• **PROVIDED MATERIAL**
-----

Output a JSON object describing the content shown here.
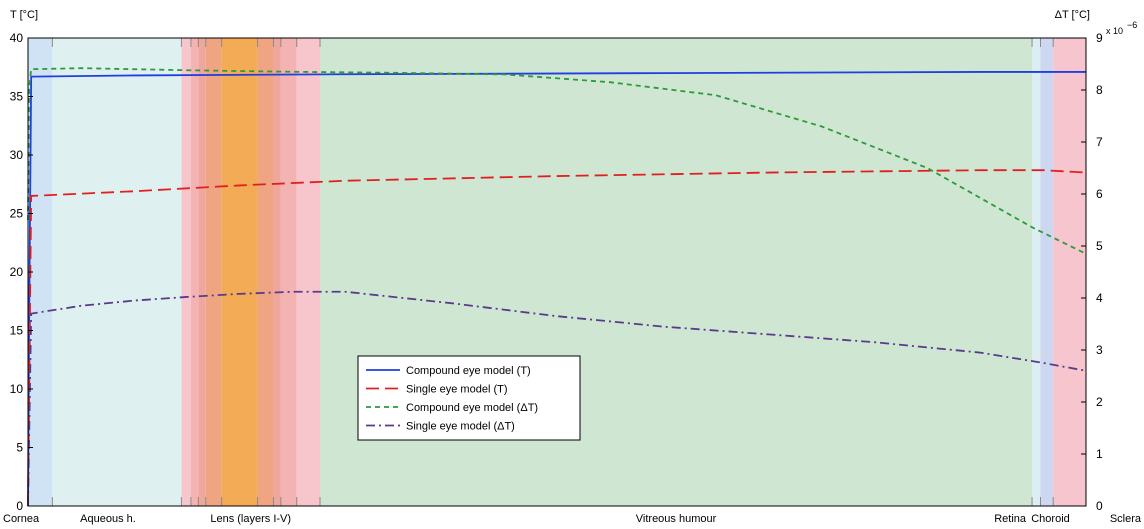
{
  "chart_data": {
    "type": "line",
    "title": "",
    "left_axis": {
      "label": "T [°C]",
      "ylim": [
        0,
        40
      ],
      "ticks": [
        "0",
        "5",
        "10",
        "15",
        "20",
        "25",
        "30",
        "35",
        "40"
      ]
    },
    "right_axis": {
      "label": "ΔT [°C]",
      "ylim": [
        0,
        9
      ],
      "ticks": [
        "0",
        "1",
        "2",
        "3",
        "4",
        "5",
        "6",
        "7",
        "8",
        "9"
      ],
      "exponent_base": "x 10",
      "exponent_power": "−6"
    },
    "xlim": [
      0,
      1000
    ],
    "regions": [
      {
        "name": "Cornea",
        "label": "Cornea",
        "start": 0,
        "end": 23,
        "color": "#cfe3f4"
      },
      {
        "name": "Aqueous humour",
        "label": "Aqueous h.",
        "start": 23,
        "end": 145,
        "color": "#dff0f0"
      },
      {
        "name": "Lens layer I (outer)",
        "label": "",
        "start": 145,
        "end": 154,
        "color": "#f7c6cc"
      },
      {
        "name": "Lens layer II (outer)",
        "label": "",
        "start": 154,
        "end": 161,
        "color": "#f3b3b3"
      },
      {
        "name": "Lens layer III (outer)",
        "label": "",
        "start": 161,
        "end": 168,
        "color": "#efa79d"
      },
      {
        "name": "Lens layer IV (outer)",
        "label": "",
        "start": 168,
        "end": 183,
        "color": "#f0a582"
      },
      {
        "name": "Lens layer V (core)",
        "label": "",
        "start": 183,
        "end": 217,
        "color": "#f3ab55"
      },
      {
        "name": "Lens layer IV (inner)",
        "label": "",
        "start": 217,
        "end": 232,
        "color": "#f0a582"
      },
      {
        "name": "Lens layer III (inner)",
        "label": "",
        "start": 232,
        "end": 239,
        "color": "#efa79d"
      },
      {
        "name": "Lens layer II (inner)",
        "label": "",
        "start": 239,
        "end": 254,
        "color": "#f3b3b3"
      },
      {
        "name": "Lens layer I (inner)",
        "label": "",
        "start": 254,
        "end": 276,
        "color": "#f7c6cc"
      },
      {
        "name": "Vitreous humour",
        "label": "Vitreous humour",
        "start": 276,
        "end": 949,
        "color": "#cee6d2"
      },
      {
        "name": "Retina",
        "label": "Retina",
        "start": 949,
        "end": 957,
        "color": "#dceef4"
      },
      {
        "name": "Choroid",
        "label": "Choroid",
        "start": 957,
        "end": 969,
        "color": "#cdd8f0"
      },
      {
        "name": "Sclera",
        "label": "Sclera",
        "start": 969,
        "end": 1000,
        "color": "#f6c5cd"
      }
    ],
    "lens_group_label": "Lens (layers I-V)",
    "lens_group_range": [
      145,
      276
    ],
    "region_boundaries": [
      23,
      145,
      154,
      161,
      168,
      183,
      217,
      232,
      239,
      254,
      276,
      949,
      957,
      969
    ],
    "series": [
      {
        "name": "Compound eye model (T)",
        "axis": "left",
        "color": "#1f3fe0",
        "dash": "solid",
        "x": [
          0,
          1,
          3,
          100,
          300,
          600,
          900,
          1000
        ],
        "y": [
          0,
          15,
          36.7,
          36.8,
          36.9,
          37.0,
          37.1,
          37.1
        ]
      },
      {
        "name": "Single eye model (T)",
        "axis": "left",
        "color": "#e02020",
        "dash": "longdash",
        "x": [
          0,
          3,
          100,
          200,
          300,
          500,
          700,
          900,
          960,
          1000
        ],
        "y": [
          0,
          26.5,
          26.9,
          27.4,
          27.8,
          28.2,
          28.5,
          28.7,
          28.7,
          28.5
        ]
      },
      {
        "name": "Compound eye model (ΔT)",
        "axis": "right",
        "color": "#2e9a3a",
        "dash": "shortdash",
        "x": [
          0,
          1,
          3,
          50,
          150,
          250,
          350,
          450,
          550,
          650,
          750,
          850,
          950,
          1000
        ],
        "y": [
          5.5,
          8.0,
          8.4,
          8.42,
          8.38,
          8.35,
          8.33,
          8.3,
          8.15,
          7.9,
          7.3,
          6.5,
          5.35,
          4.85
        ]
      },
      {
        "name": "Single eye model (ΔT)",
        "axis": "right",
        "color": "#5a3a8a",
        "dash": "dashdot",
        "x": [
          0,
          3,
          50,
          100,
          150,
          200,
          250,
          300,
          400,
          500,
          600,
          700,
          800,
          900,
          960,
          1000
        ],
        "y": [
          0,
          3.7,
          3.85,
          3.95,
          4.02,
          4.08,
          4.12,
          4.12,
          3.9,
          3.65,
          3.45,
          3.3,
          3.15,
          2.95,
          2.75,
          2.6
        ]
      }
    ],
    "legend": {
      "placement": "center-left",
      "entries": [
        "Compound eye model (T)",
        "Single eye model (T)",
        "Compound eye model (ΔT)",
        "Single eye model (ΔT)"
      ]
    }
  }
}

-----

• **GOAL OF THE EXERCISE**
Leave out the pictures and output the rest of the material exactly as written.

• **EXPECTED ANSWER**
Output a JSON object describing the content shown here.
{
  "chart_data": {
    "type": "line",
    "title": "",
    "left_axis": {
      "label": "T [°C]",
      "ylim": [
        0,
        40
      ],
      "ticks": [
        "0",
        "5",
        "10",
        "15",
        "20",
        "25",
        "30",
        "35",
        "40"
      ]
    },
    "right_axis": {
      "label": "ΔT [°C]",
      "ylim": [
        0,
        9
      ],
      "ticks": [
        "0",
        "1",
        "2",
        "3",
        "4",
        "5",
        "6",
        "7",
        "8",
        "9"
      ],
      "exponent_base": "x 10",
      "exponent_power": "−6"
    },
    "xlim": [
      0,
      1000
    ],
    "regions": [
      {
        "name": "Cornea",
        "label": "Cornea",
        "start": 0,
        "end": 23,
        "color": "#cfe3f4"
      },
      {
        "name": "Aqueous humour",
        "label": "Aqueous h.",
        "start": 23,
        "end": 145,
        "color": "#dff0f0"
      },
      {
        "name": "Lens layer I (outer)",
        "label": "",
        "start": 145,
        "end": 154,
        "color": "#f7c6cc"
      },
      {
        "name": "Lens layer II (outer)",
        "label": "",
        "start": 154,
        "end": 161,
        "color": "#f3b3b3"
      },
      {
        "name": "Lens layer III (outer)",
        "label": "",
        "start": 161,
        "end": 168,
        "color": "#efa79d"
      },
      {
        "name": "Lens layer IV (outer)",
        "label": "",
        "start": 168,
        "end": 183,
        "color": "#f0a582"
      },
      {
        "name": "Lens layer V (core)",
        "label": "",
        "start": 183,
        "end": 217,
        "color": "#f3ab55"
      },
      {
        "name": "Lens layer IV (inner)",
        "label": "",
        "start": 217,
        "end": 232,
        "color": "#f0a582"
      },
      {
        "name": "Lens layer III (inner)",
        "label": "",
        "start": 232,
        "end": 239,
        "color": "#efa79d"
      },
      {
        "name": "Lens layer II (inner)",
        "label": "",
        "start": 239,
        "end": 254,
        "color": "#f3b3b3"
      },
      {
        "name": "Lens layer I (inner)",
        "label": "",
        "start": 254,
        "end": 276,
        "color": "#f7c6cc"
      },
      {
        "name": "Vitreous humour",
        "label": "Vitreous humour",
        "start": 276,
        "end": 949,
        "color": "#cee6d2"
      },
      {
        "name": "Retina",
        "label": "Retina",
        "start": 949,
        "end": 957,
        "color": "#dceef4"
      },
      {
        "name": "Choroid",
        "label": "Choroid",
        "start": 957,
        "end": 969,
        "color": "#cdd8f0"
      },
      {
        "name": "Sclera",
        "label": "Sclera",
        "start": 969,
        "end": 1000,
        "color": "#f6c5cd"
      }
    ],
    "lens_group_label": "Lens (layers I-V)",
    "lens_group_range": [
      145,
      276
    ],
    "region_boundaries": [
      23,
      145,
      154,
      161,
      168,
      183,
      217,
      232,
      239,
      254,
      276,
      949,
      957,
      969
    ],
    "series": [
      {
        "name": "Compound eye model (T)",
        "axis": "left",
        "color": "#1f3fe0",
        "dash": "solid",
        "x": [
          0,
          1,
          3,
          100,
          300,
          600,
          900,
          1000
        ],
        "y": [
          0,
          15,
          36.7,
          36.8,
          36.9,
          37.0,
          37.1,
          37.1
        ]
      },
      {
        "name": "Single eye model (T)",
        "axis": "left",
        "color": "#e02020",
        "dash": "longdash",
        "x": [
          0,
          3,
          100,
          200,
          300,
          500,
          700,
          900,
          960,
          1000
        ],
        "y": [
          0,
          26.5,
          26.9,
          27.4,
          27.8,
          28.2,
          28.5,
          28.7,
          28.7,
          28.5
        ]
      },
      {
        "name": "Compound eye model (ΔT)",
        "axis": "right",
        "color": "#2e9a3a",
        "dash": "shortdash",
        "x": [
          0,
          1,
          3,
          50,
          150,
          250,
          350,
          450,
          550,
          650,
          750,
          850,
          950,
          1000
        ],
        "y": [
          5.5,
          8.0,
          8.4,
          8.42,
          8.38,
          8.35,
          8.33,
          8.3,
          8.15,
          7.9,
          7.3,
          6.5,
          5.35,
          4.85
        ]
      },
      {
        "name": "Single eye model (ΔT)",
        "axis": "right",
        "color": "#5a3a8a",
        "dash": "dashdot",
        "x": [
          0,
          3,
          50,
          100,
          150,
          200,
          250,
          300,
          400,
          500,
          600,
          700,
          800,
          900,
          960,
          1000
        ],
        "y": [
          0,
          3.7,
          3.85,
          3.95,
          4.02,
          4.08,
          4.12,
          4.12,
          3.9,
          3.65,
          3.45,
          3.3,
          3.15,
          2.95,
          2.75,
          2.6
        ]
      }
    ],
    "legend": {
      "placement": "center-left",
      "entries": [
        "Compound eye model (T)",
        "Single eye model (T)",
        "Compound eye model (ΔT)",
        "Single eye model (ΔT)"
      ]
    }
  }
}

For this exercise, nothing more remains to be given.